**Do this:**
Return the entries below in their exact form, leaving the pictures out.

**Record extracts:**
---+---

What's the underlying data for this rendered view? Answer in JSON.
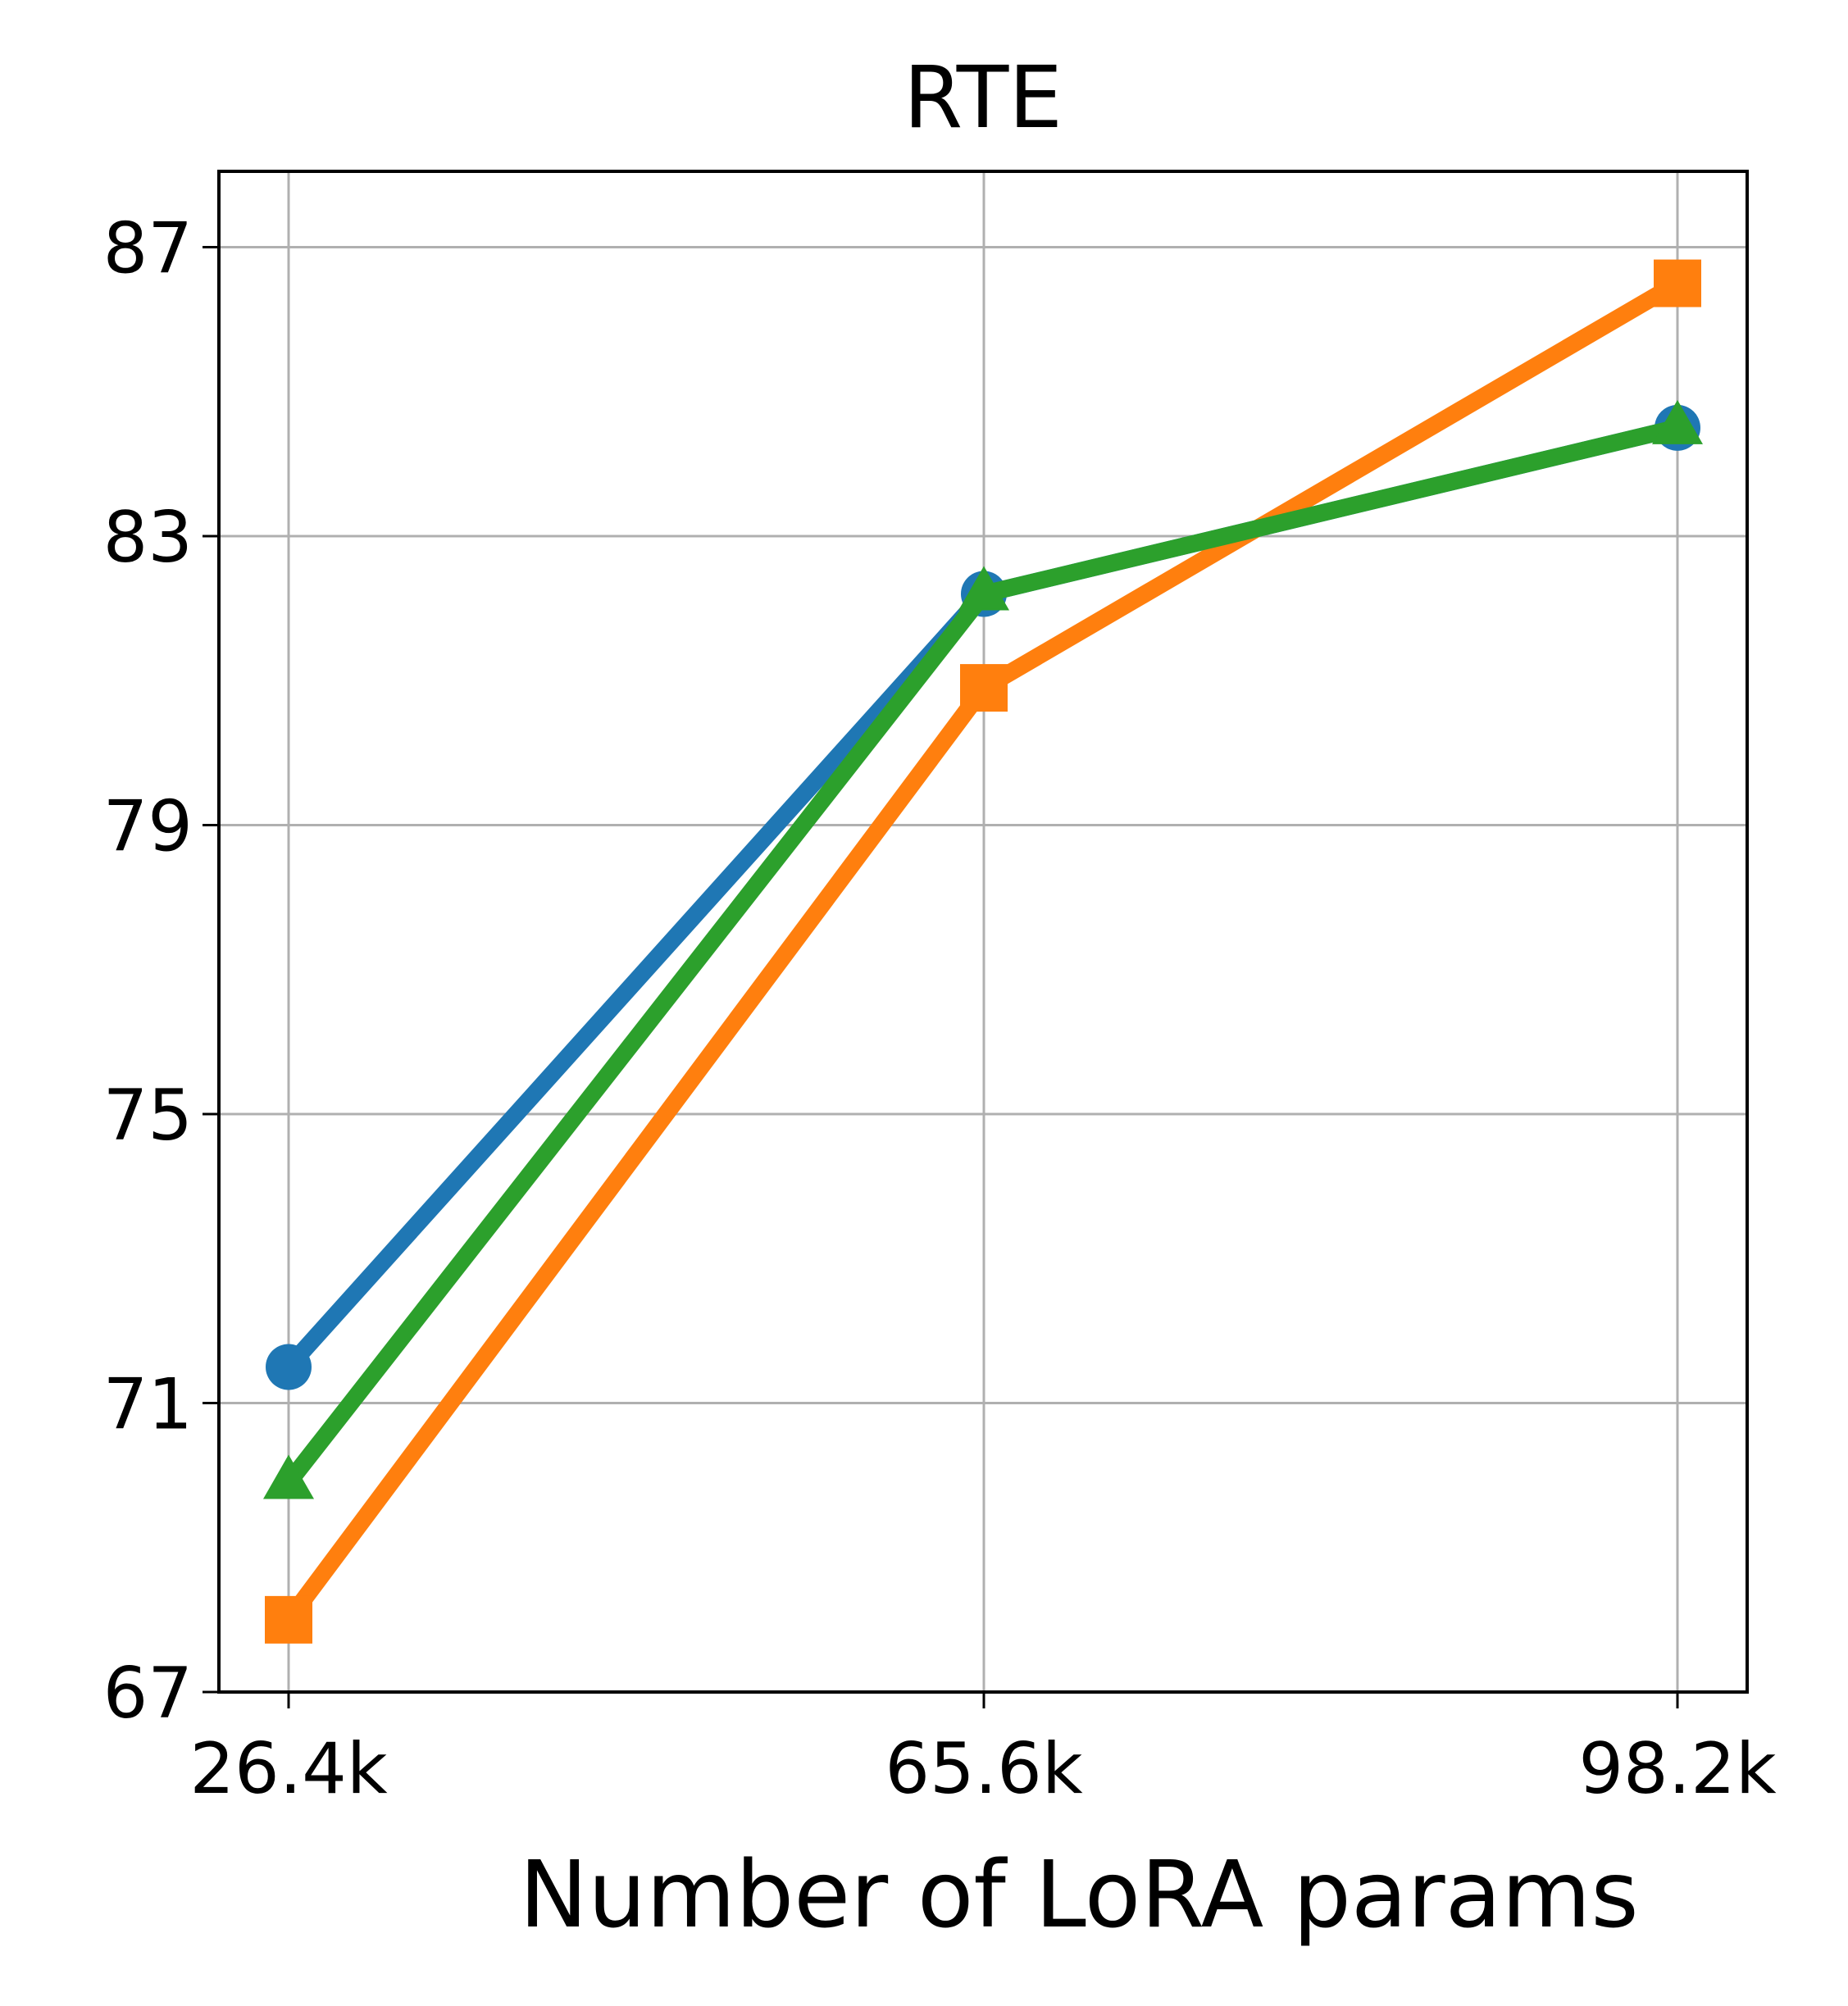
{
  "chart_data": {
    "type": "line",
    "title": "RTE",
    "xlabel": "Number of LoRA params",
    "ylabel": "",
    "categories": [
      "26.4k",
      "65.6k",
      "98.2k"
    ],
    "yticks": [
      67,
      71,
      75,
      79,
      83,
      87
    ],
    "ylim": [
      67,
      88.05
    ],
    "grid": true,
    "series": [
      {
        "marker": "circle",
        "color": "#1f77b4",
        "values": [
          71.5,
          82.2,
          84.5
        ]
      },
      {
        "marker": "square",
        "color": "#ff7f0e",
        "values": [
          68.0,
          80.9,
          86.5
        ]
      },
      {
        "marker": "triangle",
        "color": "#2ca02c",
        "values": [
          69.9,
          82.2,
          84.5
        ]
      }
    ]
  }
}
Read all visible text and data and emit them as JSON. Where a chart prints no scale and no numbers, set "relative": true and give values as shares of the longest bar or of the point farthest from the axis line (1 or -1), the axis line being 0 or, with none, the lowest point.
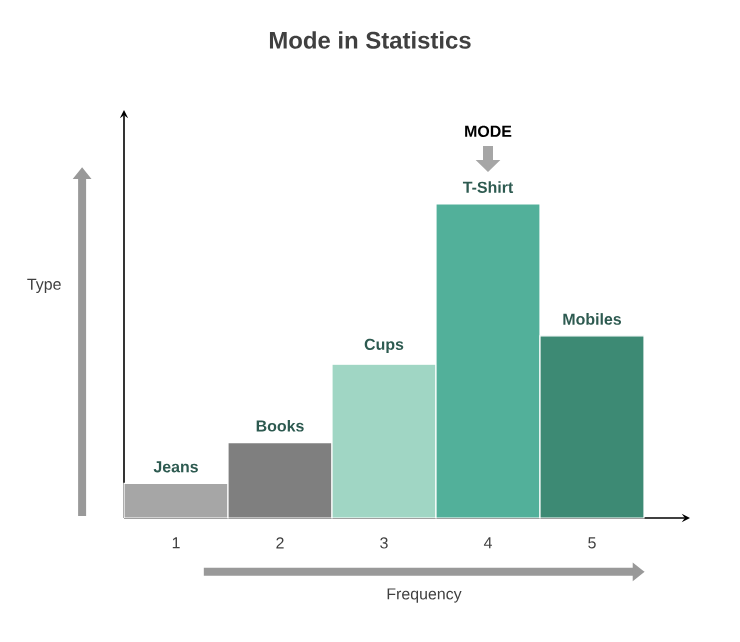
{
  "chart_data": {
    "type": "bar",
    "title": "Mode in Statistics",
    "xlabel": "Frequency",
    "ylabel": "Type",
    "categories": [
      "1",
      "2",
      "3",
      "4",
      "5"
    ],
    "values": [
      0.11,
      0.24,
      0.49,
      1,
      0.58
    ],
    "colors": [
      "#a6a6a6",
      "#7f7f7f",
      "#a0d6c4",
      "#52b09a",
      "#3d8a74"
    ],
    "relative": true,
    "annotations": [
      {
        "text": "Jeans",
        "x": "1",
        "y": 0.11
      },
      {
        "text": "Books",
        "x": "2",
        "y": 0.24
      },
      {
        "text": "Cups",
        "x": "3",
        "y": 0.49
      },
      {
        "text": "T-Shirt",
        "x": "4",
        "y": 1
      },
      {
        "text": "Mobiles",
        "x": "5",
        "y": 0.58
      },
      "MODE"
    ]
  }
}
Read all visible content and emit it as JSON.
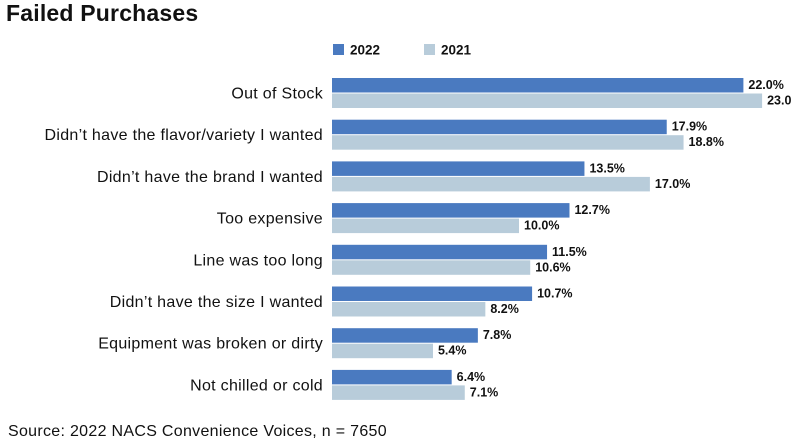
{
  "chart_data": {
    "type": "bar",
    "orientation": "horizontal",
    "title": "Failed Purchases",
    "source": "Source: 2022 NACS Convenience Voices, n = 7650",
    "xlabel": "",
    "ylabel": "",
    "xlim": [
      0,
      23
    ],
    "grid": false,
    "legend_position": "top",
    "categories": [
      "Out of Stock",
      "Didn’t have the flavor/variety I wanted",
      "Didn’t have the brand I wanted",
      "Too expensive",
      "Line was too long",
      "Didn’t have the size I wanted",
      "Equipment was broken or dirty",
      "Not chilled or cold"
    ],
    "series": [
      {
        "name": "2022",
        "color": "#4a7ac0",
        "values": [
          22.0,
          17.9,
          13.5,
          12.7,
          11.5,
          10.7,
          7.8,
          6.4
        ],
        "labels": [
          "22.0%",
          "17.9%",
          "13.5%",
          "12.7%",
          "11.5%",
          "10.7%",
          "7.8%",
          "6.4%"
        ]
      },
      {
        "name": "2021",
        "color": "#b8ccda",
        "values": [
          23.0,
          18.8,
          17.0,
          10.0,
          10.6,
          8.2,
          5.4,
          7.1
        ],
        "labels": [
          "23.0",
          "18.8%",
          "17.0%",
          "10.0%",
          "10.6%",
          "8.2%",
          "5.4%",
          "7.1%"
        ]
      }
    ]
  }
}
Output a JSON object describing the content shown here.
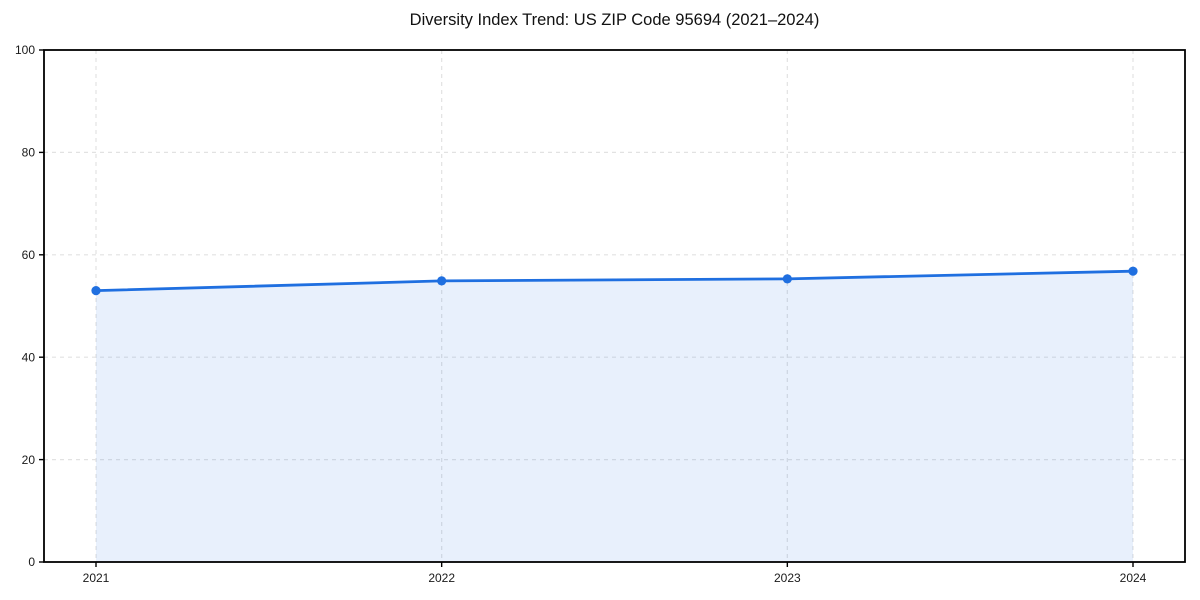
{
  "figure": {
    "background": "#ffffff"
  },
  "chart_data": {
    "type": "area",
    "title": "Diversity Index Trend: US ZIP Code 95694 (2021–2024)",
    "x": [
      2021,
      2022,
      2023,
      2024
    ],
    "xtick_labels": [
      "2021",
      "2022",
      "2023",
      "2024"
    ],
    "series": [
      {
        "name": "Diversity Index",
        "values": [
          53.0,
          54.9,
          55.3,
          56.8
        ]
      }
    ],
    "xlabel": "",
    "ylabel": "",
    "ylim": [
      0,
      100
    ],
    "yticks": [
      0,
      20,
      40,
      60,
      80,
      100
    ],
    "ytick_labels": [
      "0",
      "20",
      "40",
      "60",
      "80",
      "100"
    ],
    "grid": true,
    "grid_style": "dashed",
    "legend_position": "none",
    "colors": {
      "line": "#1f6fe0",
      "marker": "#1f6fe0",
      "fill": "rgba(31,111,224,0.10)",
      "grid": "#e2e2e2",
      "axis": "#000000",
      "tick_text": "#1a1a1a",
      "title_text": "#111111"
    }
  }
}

---+---

**Solution to this task:**
What's the underlying data for this rendered view? Answer in JSON.
{
  "chart_data": {
    "type": "line",
    "title": "RTE",
    "xlabel": "Number of LoRA params",
    "ylabel": "",
    "categories": [
      "26.4k",
      "65.6k",
      "98.2k"
    ],
    "yticks": [
      67,
      71,
      75,
      79,
      83,
      87
    ],
    "ylim": [
      67,
      88.05
    ],
    "grid": true,
    "series": [
      {
        "marker": "circle",
        "color": "#1f77b4",
        "values": [
          71.5,
          82.2,
          84.5
        ]
      },
      {
        "marker": "square",
        "color": "#ff7f0e",
        "values": [
          68.0,
          80.9,
          86.5
        ]
      },
      {
        "marker": "triangle",
        "color": "#2ca02c",
        "values": [
          69.9,
          82.2,
          84.5
        ]
      }
    ]
  }
}
Read all visible text and data and emit them as JSON. Where a chart prints no scale and no numbers, set "relative": true and give values as shares of the longest bar or of the point farthest from the axis line (1 or -1), the axis line being 0 or, with none, the lowest point.
{
  "chart_data": {
    "type": "bar",
    "title": "Mode in Statistics",
    "xlabel": "Frequency",
    "ylabel": "Type",
    "categories": [
      "1",
      "2",
      "3",
      "4",
      "5"
    ],
    "values": [
      0.11,
      0.24,
      0.49,
      1,
      0.58
    ],
    "colors": [
      "#a6a6a6",
      "#7f7f7f",
      "#a0d6c4",
      "#52b09a",
      "#3d8a74"
    ],
    "relative": true,
    "annotations": [
      {
        "text": "Jeans",
        "x": "1",
        "y": 0.11
      },
      {
        "text": "Books",
        "x": "2",
        "y": 0.24
      },
      {
        "text": "Cups",
        "x": "3",
        "y": 0.49
      },
      {
        "text": "T-Shirt",
        "x": "4",
        "y": 1
      },
      {
        "text": "Mobiles",
        "x": "5",
        "y": 0.58
      },
      "MODE"
    ]
  }
}
Read all visible content and emit it as JSON.
{
  "chart_data": {
    "type": "bar",
    "orientation": "horizontal",
    "title": "Failed Purchases",
    "source": "Source: 2022 NACS Convenience Voices, n = 7650",
    "xlabel": "",
    "ylabel": "",
    "xlim": [
      0,
      23
    ],
    "grid": false,
    "legend_position": "top",
    "categories": [
      "Out of Stock",
      "Didn’t have the flavor/variety I wanted",
      "Didn’t have the brand I wanted",
      "Too expensive",
      "Line was too long",
      "Didn’t have the size I wanted",
      "Equipment was broken or dirty",
      "Not chilled or cold"
    ],
    "series": [
      {
        "name": "2022",
        "color": "#4a7ac0",
        "values": [
          22.0,
          17.9,
          13.5,
          12.7,
          11.5,
          10.7,
          7.8,
          6.4
        ],
        "labels": [
          "22.0%",
          "17.9%",
          "13.5%",
          "12.7%",
          "11.5%",
          "10.7%",
          "7.8%",
          "6.4%"
        ]
      },
      {
        "name": "2021",
        "color": "#b8ccda",
        "values": [
          23.0,
          18.8,
          17.0,
          10.0,
          10.6,
          8.2,
          5.4,
          7.1
        ],
        "labels": [
          "23.0",
          "18.8%",
          "17.0%",
          "10.0%",
          "10.6%",
          "8.2%",
          "5.4%",
          "7.1%"
        ]
      }
    ]
  }
}
Output a JSON object describing the content shown here.
{
  "figure": {
    "background": "#ffffff"
  },
  "chart_data": {
    "type": "area",
    "title": "Diversity Index Trend: US ZIP Code 95694 (2021–2024)",
    "x": [
      2021,
      2022,
      2023,
      2024
    ],
    "xtick_labels": [
      "2021",
      "2022",
      "2023",
      "2024"
    ],
    "series": [
      {
        "name": "Diversity Index",
        "values": [
          53.0,
          54.9,
          55.3,
          56.8
        ]
      }
    ],
    "xlabel": "",
    "ylabel": "",
    "ylim": [
      0,
      100
    ],
    "yticks": [
      0,
      20,
      40,
      60,
      80,
      100
    ],
    "ytick_labels": [
      "0",
      "20",
      "40",
      "60",
      "80",
      "100"
    ],
    "grid": true,
    "grid_style": "dashed",
    "legend_position": "none",
    "colors": {
      "line": "#1f6fe0",
      "marker": "#1f6fe0",
      "fill": "rgba(31,111,224,0.10)",
      "grid": "#e2e2e2",
      "axis": "#000000",
      "tick_text": "#1a1a1a",
      "title_text": "#111111"
    }
  }
}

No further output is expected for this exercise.